• [Task directions] Return the entries below verbatim. Pictures stay out.

• [Raw data]
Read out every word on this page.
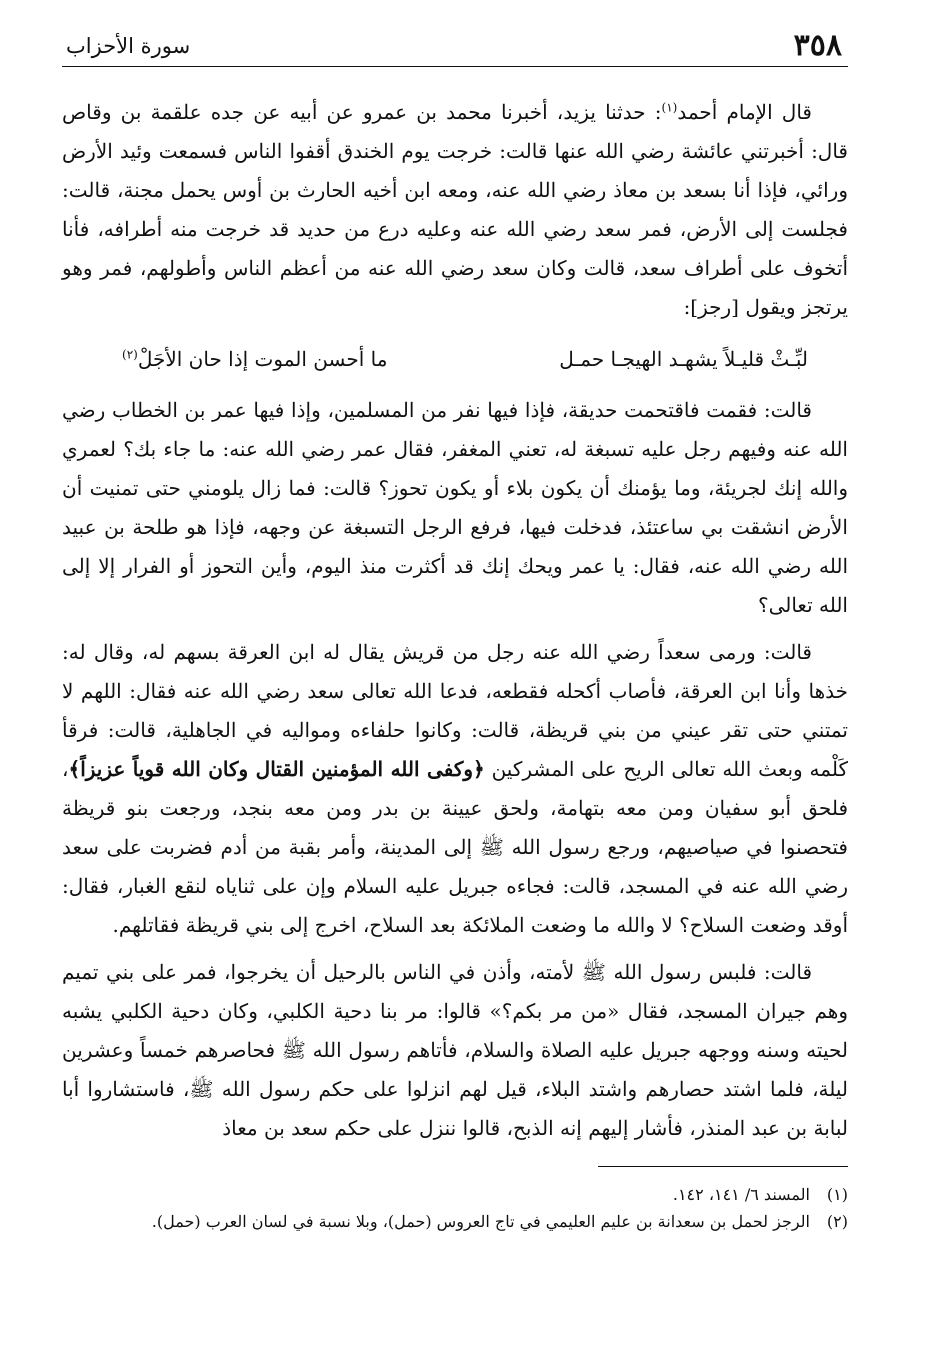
٣٥٨
سورة الأحزاب

قال الإمام أحمد$^{(١)}$: حدثنا يزيد، أخبرنا محمد بن عمرو عن أبيه عن جده علقمة بن وقاص قال: أخبرتني عائشة رضي الله عنها قالت: خرجت يوم الخندق أقفوا الناس فسمعت وئيد الأرض ورائي، فإذا أنا بسعد بن معاذ رضي الله عنه، ومعه ابن أخيه الحارث بن أوس يحمل مجنة، قالت: فجلست إلى الأرض، فمر سعد رضي الله عنه وعليه درع من حديد قد خرجت منه أطرافه، فأنا أتخوف على أطراف سعد، قالت وكان سعد رضي الله عنه من أعظم الناس وأطولهم، فمر وهو يرتجز ويقول [رجز]:

لبِّـثْ قليـلاً يشهـد الهيجـا حمـل
ما أحسن الموت إذا حان الأجَلْ$^{(٢)}$

قالت: فقمت فاقتحمت حديقة، فإذا فيها نفر من المسلمين، وإذا فيها عمر بن الخطاب رضي الله عنه وفيهم رجل عليه تسبغة له، تعني المغفر، فقال عمر رضي الله عنه: ما جاء بك؟ لعمري والله إنك لجريئة، وما يؤمنك أن يكون بلاء أو يكون تحوز؟ قالت: فما زال يلومني حتى تمنيت أن الأرض انشقت بي ساعتئذ، فدخلت فيها، فرفع الرجل التسبغة عن وجهه، فإذا هو طلحة بن عبيد الله رضي الله عنه، فقال: يا عمر ويحك إنك قد أكثرت منذ اليوم، وأين التحوز أو الفرار إلا إلى الله تعالى؟

قالت: ورمى سعداً رضي الله عنه رجل من قريش يقال له ابن العرقة بسهم له، وقال له: خذها وأنا ابن العرقة، فأصاب أكحله فقطعه، فدعا الله تعالى سعد رضي الله عنه فقال: اللهم لا تمتني حتى تقر عيني من بني قريظة، قالت: وكانوا حلفاءه ومواليه في الجاهلية، قالت: فرقأ كَلْمه وبعث الله تعالى الريح على المشركين ﴿وكفى الله المؤمنين القتال وكان الله قوياً عزيزاً﴾، فلحق أبو سفيان ومن معه بتهامة، ولحق عيينة بن بدر ومن معه بنجد، ورجعت بنو قريظة فتحصنوا في صياصيهم، ورجع رسول الله ﷺ إلى المدينة، وأمر بقبة من أدم فضربت على سعد رضي الله عنه في المسجد، قالت: فجاءه جبريل عليه السلام وإن على ثناياه لنقع الغبار، فقال: أوقد وضعت السلاح؟ لا والله ما وضعت الملائكة بعد السلاح، اخرج إلى بني قريظة فقاتلهم.

قالت: فلبس رسول الله ﷺ لأمته، وأذن في الناس بالرحيل أن يخرجوا، فمر على بني تميم وهم جيران المسجد، فقال «من مر بكم؟» قالوا: مر بنا دحية الكلبي، وكان دحية الكلبي يشبه لحيته وسنه ووجهه جبريل عليه الصلاة والسلام، فأتاهم رسول الله ﷺ فحاصرهم خمساً وعشرين ليلة، فلما اشتد حصارهم واشتد البلاء، قيل لهم انزلوا على حكم رسول الله ﷺ، فاستشاروا أبا لبابة بن عبد المنذر، فأشار إليهم إنه الذبح، قالوا ننزل على حكم سعد بن معاذ

(١)
المسند ٦/ ١٤١، ١٤٢.
(٢)
الرجز لحمل بن سعدانة بن عليم العليمي في تاج العروس (حمل)، وبلا نسبة في لسان العرب (حمل).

• [Answer]
Read out every word on this page.
٣٥٨
سورة الأحزاب

قال الإمام أحمد$^{(١)}$: حدثنا يزيد، أخبرنا محمد بن عمرو عن أبيه عن جده علقمة بن وقاص قال: أخبرتني عائشة رضي الله عنها قالت: خرجت يوم الخندق أقفوا الناس فسمعت وئيد الأرض ورائي، فإذا أنا بسعد بن معاذ رضي الله عنه، ومعه ابن أخيه الحارث بن أوس يحمل مجنة، قالت: فجلست إلى الأرض، فمر سعد رضي الله عنه وعليه درع من حديد قد خرجت منه أطرافه، فأنا أتخوف على أطراف سعد، قالت وكان سعد رضي الله عنه من أعظم الناس وأطولهم، فمر وهو يرتجز ويقول [رجز]:

لبِّـثْ قليـلاً يشهـد الهيجـا حمـل
ما أحسن الموت إذا حان الأجَلْ$^{(٢)}$

قالت: فقمت فاقتحمت حديقة، فإذا فيها نفر من المسلمين، وإذا فيها عمر بن الخطاب رضي الله عنه وفيهم رجل عليه تسبغة له، تعني المغفر، فقال عمر رضي الله عنه: ما جاء بك؟ لعمري والله إنك لجريئة، وما يؤمنك أن يكون بلاء أو يكون تحوز؟ قالت: فما زال يلومني حتى تمنيت أن الأرض انشقت بي ساعتئذ، فدخلت فيها، فرفع الرجل التسبغة عن وجهه، فإذا هو طلحة بن عبيد الله رضي الله عنه، فقال: يا عمر ويحك إنك قد أكثرت منذ اليوم، وأين التحوز أو الفرار إلا إلى الله تعالى؟

قالت: ورمى سعداً رضي الله عنه رجل من قريش يقال له ابن العرقة بسهم له، وقال له: خذها وأنا ابن العرقة، فأصاب أكحله فقطعه، فدعا الله تعالى سعد رضي الله عنه فقال: اللهم لا تمتني حتى تقر عيني من بني قريظة، قالت: وكانوا حلفاءه ومواليه في الجاهلية، قالت: فرقأ كَلْمه وبعث الله تعالى الريح على المشركين ﴿وكفى الله المؤمنين القتال وكان الله قوياً عزيزاً﴾، فلحق أبو سفيان ومن معه بتهامة، ولحق عيينة بن بدر ومن معه بنجد، ورجعت بنو قريظة فتحصنوا في صياصيهم، ورجع رسول الله ﷺ إلى المدينة، وأمر بقبة من أدم فضربت على سعد رضي الله عنه في المسجد، قالت: فجاءه جبريل عليه السلام وإن على ثناياه لنقع الغبار، فقال: أوقد وضعت السلاح؟ لا والله ما وضعت الملائكة بعد السلاح، اخرج إلى بني قريظة فقاتلهم.

قالت: فلبس رسول الله ﷺ لأمته، وأذن في الناس بالرحيل أن يخرجوا، فمر على بني تميم وهم جيران المسجد، فقال «من مر بكم؟» قالوا: مر بنا دحية الكلبي، وكان دحية الكلبي يشبه لحيته وسنه ووجهه جبريل عليه الصلاة والسلام، فأتاهم رسول الله ﷺ فحاصرهم خمساً وعشرين ليلة، فلما اشتد حصارهم واشتد البلاء، قيل لهم انزلوا على حكم رسول الله ﷺ، فاستشاروا أبا لبابة بن عبد المنذر، فأشار إليهم إنه الذبح، قالوا ننزل على حكم سعد بن معاذ

(١)
المسند ٦/ ١٤١، ١٤٢.
(٢)
الرجز لحمل بن سعدانة بن عليم العليمي في تاج العروس (حمل)، وبلا نسبة في لسان العرب (حمل).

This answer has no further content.